#### What is needed
Your task is to copy every line of this material exactly.

#### Data
◆ ◆ ◆
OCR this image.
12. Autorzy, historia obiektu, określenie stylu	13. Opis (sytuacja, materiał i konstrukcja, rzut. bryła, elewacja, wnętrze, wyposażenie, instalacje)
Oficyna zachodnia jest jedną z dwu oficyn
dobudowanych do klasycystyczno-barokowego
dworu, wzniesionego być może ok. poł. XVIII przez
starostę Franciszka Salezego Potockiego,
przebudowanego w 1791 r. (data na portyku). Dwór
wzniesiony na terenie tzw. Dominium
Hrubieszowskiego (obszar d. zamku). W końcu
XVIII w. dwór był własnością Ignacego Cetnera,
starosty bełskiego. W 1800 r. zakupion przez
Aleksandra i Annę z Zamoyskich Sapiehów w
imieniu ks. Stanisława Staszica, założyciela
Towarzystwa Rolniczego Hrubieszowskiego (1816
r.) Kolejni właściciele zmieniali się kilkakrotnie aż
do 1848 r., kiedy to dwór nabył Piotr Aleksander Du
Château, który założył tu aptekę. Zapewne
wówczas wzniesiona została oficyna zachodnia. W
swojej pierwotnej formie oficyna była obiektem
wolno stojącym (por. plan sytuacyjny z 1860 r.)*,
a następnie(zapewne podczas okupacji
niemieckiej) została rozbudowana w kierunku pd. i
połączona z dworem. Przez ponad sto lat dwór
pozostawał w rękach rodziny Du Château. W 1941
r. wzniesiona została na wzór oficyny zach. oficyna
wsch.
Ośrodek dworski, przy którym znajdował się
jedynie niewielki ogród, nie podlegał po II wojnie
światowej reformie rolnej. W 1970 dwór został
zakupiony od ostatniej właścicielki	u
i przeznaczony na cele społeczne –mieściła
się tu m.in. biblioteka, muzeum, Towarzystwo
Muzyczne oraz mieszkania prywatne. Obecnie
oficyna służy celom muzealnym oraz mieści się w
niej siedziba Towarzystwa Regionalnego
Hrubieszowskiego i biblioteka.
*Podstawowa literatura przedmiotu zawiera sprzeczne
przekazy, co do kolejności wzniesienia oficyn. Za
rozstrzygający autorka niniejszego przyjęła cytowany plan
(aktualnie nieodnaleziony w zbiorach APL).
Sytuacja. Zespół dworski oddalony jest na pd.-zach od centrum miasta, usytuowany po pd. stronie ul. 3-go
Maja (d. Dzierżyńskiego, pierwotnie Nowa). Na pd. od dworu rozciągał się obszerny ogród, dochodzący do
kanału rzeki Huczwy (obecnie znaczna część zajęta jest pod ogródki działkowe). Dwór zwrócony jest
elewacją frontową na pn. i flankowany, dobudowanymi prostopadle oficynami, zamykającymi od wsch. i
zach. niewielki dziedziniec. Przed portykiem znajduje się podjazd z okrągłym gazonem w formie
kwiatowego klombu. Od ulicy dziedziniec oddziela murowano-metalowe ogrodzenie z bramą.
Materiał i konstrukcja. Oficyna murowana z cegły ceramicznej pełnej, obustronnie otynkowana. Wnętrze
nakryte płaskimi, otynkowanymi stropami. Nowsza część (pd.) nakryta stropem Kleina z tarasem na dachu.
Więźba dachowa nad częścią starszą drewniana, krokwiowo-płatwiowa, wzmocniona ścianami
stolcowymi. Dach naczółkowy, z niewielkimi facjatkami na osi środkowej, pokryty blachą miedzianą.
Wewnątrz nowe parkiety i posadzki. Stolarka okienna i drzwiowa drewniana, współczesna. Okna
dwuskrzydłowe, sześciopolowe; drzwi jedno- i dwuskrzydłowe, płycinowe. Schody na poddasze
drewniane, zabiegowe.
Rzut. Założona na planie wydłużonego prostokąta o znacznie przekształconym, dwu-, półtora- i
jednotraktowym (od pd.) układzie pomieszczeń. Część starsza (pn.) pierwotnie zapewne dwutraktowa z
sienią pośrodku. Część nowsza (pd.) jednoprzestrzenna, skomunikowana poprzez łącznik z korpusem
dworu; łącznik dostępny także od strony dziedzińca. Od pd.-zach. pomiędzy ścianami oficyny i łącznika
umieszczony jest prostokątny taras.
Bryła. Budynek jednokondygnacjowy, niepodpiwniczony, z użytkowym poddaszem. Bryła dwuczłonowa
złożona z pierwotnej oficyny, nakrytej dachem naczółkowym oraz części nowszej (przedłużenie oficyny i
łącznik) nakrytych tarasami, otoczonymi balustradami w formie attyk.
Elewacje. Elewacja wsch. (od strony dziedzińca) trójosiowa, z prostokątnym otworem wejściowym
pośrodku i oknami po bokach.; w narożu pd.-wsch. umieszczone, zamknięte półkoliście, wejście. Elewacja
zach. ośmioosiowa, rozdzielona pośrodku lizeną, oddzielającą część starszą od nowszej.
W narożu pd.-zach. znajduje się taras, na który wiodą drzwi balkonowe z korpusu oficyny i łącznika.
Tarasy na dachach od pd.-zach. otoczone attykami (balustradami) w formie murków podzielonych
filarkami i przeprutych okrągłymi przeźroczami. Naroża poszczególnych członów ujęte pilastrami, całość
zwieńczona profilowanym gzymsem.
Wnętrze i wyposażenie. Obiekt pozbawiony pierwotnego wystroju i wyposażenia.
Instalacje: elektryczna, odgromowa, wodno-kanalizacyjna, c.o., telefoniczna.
◆ ◆ ◆
#### Answer to this exercise
OCR this image.
12. Autorzy, historia obiektu, określenie stylu	13. Opis (sytuacja, materiał i konstrukcja, rzut. bryła, elewacja, wnętrze, wyposażenie, instalacje)
Oficyna zachodnia jest jedną z dwu oficyn
dobudowanych do klasycystyczno-barokowego
dworu, wzniesionego być może ok. poł. XVIII przez
starostę Franciszka Salezego Potockiego,
przebudowanego w 1791 r. (data na portyku). Dwór
wzniesiony na terenie tzw. Dominium
Hrubieszowskiego (obszar d. zamku). W końcu
XVIII w. dwór był własnością Ignacego Cetnera,
starosty bełskiego. W 1800 r. zakupion przez
Aleksandra i Annę z Zamoyskich Sapiehów w
imieniu ks. Stanisława Staszica, założyciela
Towarzystwa Rolniczego Hrubieszowskiego (1816
r.) Kolejni właściciele zmieniali się kilkakrotnie aż
do 1848 r., kiedy to dwór nabył Piotr Aleksander Du
Château, który założył tu aptekę. Zapewne
wówczas wzniesiona została oficyna zachodnia. W
swojej pierwotnej formie oficyna była obiektem
wolno stojącym (por. plan sytuacyjny z 1860 r.)*,
a następnie(zapewne podczas okupacji
niemieckiej) została rozbudowana w kierunku pd. i
połączona z dworem. Przez ponad sto lat dwór
pozostawał w rękach rodziny Du Château. W 1941
r. wzniesiona została na wzór oficyny zach. oficyna
wsch.
Ośrodek dworski, przy którym znajdował się
jedynie niewielki ogród, nie podlegał po II wojnie
światowej reformie rolnej. W 1970 dwór został
zakupiony od ostatniej właścicielki	u
i przeznaczony na cele społeczne –mieściła
się tu m.in. biblioteka, muzeum, Towarzystwo
Muzyczne oraz mieszkania prywatne. Obecnie
oficyna służy celom muzealnym oraz mieści się w
niej siedziba Towarzystwa Regionalnego
Hrubieszowskiego i biblioteka.
*Podstawowa literatura przedmiotu zawiera sprzeczne
przekazy, co do kolejności wzniesienia oficyn. Za
rozstrzygający autorka niniejszego przyjęła cytowany plan
(aktualnie nieodnaleziony w zbiorach APL).
Sytuacja. Zespół dworski oddalony jest na pd.-zach od centrum miasta, usytuowany po pd. stronie ul. 3-go
Maja (d. Dzierżyńskiego, pierwotnie Nowa). Na pd. od dworu rozciągał się obszerny ogród, dochodzący do
kanału rzeki Huczwy (obecnie znaczna część zajęta jest pod ogródki działkowe). Dwór zwrócony jest
elewacją frontową na pn. i flankowany, dobudowanymi prostopadle oficynami, zamykającymi od wsch. i
zach. niewielki dziedziniec. Przed portykiem znajduje się podjazd z okrągłym gazonem w formie
kwiatowego klombu. Od ulicy dziedziniec oddziela murowano-metalowe ogrodzenie z bramą.
Materiał i konstrukcja. Oficyna murowana z cegły ceramicznej pełnej, obustronnie otynkowana. Wnętrze
nakryte płaskimi, otynkowanymi stropami. Nowsza część (pd.) nakryta stropem Kleina z tarasem na dachu.
Więźba dachowa nad częścią starszą drewniana, krokwiowo-płatwiowa, wzmocniona ścianami
stolcowymi. Dach naczółkowy, z niewielkimi facjatkami na osi środkowej, pokryty blachą miedzianą.
Wewnątrz nowe parkiety i posadzki. Stolarka okienna i drzwiowa drewniana, współczesna. Okna
dwuskrzydłowe, sześciopolowe; drzwi jedno- i dwuskrzydłowe, płycinowe. Schody na poddasze
drewniane, zabiegowe.
Rzut. Założona na planie wydłużonego prostokąta o znacznie przekształconym, dwu-, półtora- i
jednotraktowym (od pd.) układzie pomieszczeń. Część starsza (pn.) pierwotnie zapewne dwutraktowa z
sienią pośrodku. Część nowsza (pd.) jednoprzestrzenna, skomunikowana poprzez łącznik z korpusem
dworu; łącznik dostępny także od strony dziedzińca. Od pd.-zach. pomiędzy ścianami oficyny i łącznika
umieszczony jest prostokątny taras.
Bryła. Budynek jednokondygnacjowy, niepodpiwniczony, z użytkowym poddaszem. Bryła dwuczłonowa
złożona z pierwotnej oficyny, nakrytej dachem naczółkowym oraz części nowszej (przedłużenie oficyny i
łącznik) nakrytych tarasami, otoczonymi balustradami w formie attyk.
Elewacje. Elewacja wsch. (od strony dziedzińca) trójosiowa, z prostokątnym otworem wejściowym
pośrodku i oknami po bokach.; w narożu pd.-wsch. umieszczone, zamknięte półkoliście, wejście. Elewacja
zach. ośmioosiowa, rozdzielona pośrodku lizeną, oddzielającą część starszą od nowszej.
W narożu pd.-zach. znajduje się taras, na który wiodą drzwi balkonowe z korpusu oficyny i łącznika.
Tarasy na dachach od pd.-zach. otoczone attykami (balustradami) w formie murków podzielonych
filarkami i przeprutych okrągłymi przeźroczami. Naroża poszczególnych członów ujęte pilastrami, całość
zwieńczona profilowanym gzymsem.
Wnętrze i wyposażenie. Obiekt pozbawiony pierwotnego wystroju i wyposażenia.
Instalacje: elektryczna, odgromowa, wodno-kanalizacyjna, c.o., telefoniczna.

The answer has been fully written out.